# Input:

--- START ---

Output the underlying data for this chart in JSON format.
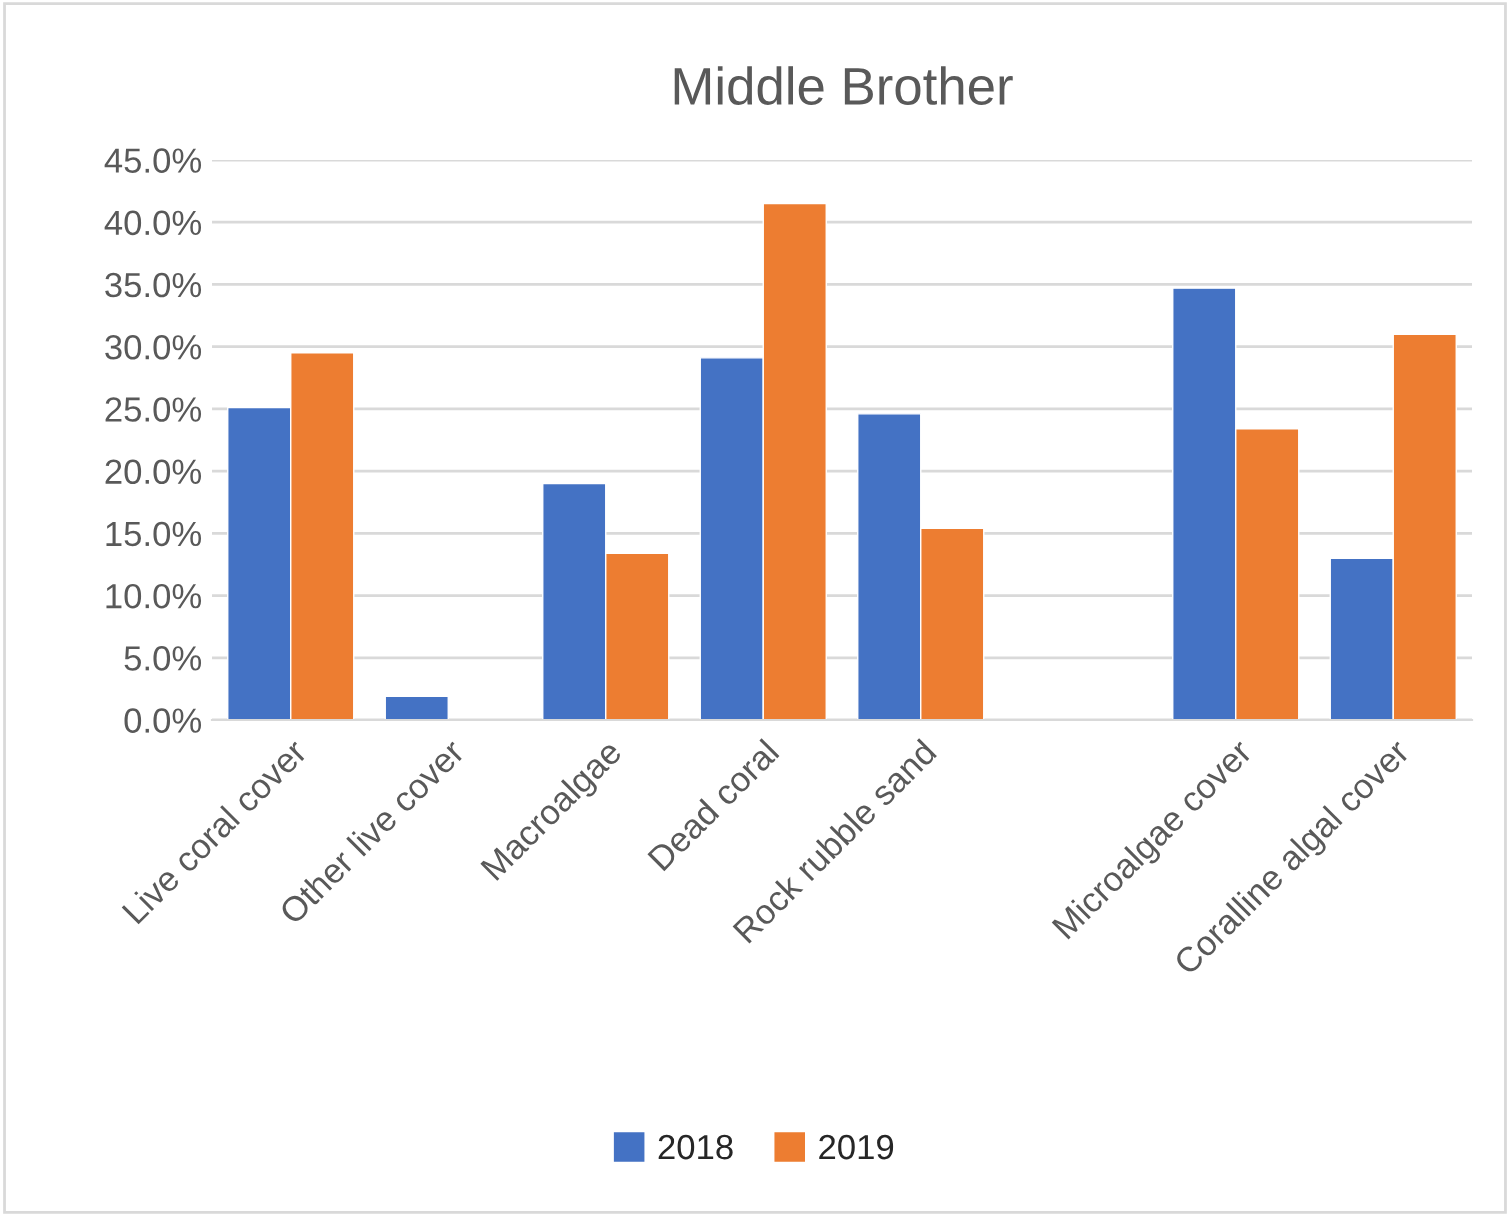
{
  "chart_data": {
    "type": "bar",
    "title": "Middle Brother",
    "categories": [
      "Live coral cover",
      "Other live cover",
      "Macroalgae",
      "Dead coral",
      "Rock rubble sand",
      null,
      "Microalgae cover",
      "Coralline algal cover"
    ],
    "series": [
      {
        "name": "2018",
        "color": "#4472c4",
        "values": [
          25.1,
          1.9,
          19.0,
          29.1,
          24.6,
          null,
          34.7,
          13.0
        ]
      },
      {
        "name": "2019",
        "color": "#ed7d31",
        "values": [
          29.5,
          null,
          13.4,
          41.5,
          15.4,
          null,
          23.4,
          31.0
        ]
      }
    ],
    "ylim": [
      0,
      45
    ],
    "yticks": [
      {
        "value": 0,
        "label": "0.0%"
      },
      {
        "value": 5,
        "label": "5.0%"
      },
      {
        "value": 10,
        "label": "10.0%"
      },
      {
        "value": 15,
        "label": "15.0%"
      },
      {
        "value": 20,
        "label": "20.0%"
      },
      {
        "value": 25,
        "label": "25.0%"
      },
      {
        "value": 30,
        "label": "30.0%"
      },
      {
        "value": 35,
        "label": "35.0%"
      },
      {
        "value": 40,
        "label": "40.0%"
      },
      {
        "value": 45,
        "label": "45.0%"
      }
    ],
    "grid": "y",
    "legend": "bottom"
  }
}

--- END ---

# Written exercise:
Leave out the pictures and reproduce the rest of the listing exactly.

# Written reply:
Output the underlying data for this chart in JSON format.
{
  "chart_data": {
    "type": "bar",
    "title": "Middle Brother",
    "categories": [
      "Live coral cover",
      "Other live cover",
      "Macroalgae",
      "Dead coral",
      "Rock rubble sand",
      null,
      "Microalgae cover",
      "Coralline algal cover"
    ],
    "series": [
      {
        "name": "2018",
        "color": "#4472c4",
        "values": [
          25.1,
          1.9,
          19.0,
          29.1,
          24.6,
          null,
          34.7,
          13.0
        ]
      },
      {
        "name": "2019",
        "color": "#ed7d31",
        "values": [
          29.5,
          null,
          13.4,
          41.5,
          15.4,
          null,
          23.4,
          31.0
        ]
      }
    ],
    "ylim": [
      0,
      45
    ],
    "yticks": [
      {
        "value": 0,
        "label": "0.0%"
      },
      {
        "value": 5,
        "label": "5.0%"
      },
      {
        "value": 10,
        "label": "10.0%"
      },
      {
        "value": 15,
        "label": "15.0%"
      },
      {
        "value": 20,
        "label": "20.0%"
      },
      {
        "value": 25,
        "label": "25.0%"
      },
      {
        "value": 30,
        "label": "30.0%"
      },
      {
        "value": 35,
        "label": "35.0%"
      },
      {
        "value": 40,
        "label": "40.0%"
      },
      {
        "value": 45,
        "label": "45.0%"
      }
    ],
    "grid": "y",
    "legend": "bottom"
  }
}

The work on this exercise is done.